▶ _Aim_: Identify each line containing the word "subtitle" and copy it.
---------- Data shown
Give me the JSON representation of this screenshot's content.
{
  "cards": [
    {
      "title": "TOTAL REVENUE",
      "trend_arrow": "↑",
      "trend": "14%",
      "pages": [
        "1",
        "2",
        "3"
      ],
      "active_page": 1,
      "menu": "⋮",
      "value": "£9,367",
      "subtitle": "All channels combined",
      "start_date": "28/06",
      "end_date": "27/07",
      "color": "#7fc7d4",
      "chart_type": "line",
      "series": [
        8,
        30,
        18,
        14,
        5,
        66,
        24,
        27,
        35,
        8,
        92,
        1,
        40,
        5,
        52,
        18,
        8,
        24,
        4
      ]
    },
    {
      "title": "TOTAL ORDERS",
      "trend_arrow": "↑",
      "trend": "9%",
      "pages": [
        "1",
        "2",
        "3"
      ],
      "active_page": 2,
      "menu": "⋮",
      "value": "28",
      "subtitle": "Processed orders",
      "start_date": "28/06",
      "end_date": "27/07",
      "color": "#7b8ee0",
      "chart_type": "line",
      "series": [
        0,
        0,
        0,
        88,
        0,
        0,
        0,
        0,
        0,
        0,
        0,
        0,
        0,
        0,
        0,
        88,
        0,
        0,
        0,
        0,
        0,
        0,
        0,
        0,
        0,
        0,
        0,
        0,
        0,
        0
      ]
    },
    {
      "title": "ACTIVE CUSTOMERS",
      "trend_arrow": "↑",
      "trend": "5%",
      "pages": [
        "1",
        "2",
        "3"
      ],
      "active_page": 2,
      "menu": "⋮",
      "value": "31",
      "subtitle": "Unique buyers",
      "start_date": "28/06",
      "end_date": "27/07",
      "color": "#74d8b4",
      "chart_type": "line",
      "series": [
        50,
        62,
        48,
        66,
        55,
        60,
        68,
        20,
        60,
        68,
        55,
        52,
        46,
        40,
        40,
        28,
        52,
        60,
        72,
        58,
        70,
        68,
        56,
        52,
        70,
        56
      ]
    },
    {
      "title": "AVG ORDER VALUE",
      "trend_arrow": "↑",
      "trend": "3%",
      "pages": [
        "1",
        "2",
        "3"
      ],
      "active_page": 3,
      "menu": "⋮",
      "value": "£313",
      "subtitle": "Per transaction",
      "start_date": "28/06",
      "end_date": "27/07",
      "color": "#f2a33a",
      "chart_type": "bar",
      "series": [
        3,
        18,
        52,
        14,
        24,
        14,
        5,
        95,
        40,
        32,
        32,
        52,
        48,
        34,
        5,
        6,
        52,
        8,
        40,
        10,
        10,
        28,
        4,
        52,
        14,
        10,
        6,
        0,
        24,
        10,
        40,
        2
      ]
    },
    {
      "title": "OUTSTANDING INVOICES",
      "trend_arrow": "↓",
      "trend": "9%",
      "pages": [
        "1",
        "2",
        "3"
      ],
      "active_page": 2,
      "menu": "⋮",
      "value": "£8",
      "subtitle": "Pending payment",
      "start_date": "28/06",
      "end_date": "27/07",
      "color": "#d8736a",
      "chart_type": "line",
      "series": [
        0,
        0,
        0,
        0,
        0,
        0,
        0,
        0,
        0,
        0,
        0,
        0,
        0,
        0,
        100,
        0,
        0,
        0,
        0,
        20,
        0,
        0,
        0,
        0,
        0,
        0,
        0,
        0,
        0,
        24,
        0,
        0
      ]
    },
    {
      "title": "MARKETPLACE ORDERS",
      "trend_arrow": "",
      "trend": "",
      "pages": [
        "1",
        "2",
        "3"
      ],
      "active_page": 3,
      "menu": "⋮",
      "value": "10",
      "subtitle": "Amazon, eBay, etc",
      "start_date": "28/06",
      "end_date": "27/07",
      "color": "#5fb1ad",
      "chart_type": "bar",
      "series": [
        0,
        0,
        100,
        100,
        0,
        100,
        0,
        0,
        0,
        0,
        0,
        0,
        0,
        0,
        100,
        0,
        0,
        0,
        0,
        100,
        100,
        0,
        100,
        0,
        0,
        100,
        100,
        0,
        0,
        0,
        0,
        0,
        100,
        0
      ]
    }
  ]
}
--------------------
▶ _Correct answer_:
      "subtitle": "All channels combined",
      "subtitle": "Processed orders",
      "subtitle": "Unique buyers",
      "subtitle": "Per transaction",
      "subtitle": "Pending payment",
      "subtitle": "Amazon, eBay, etc",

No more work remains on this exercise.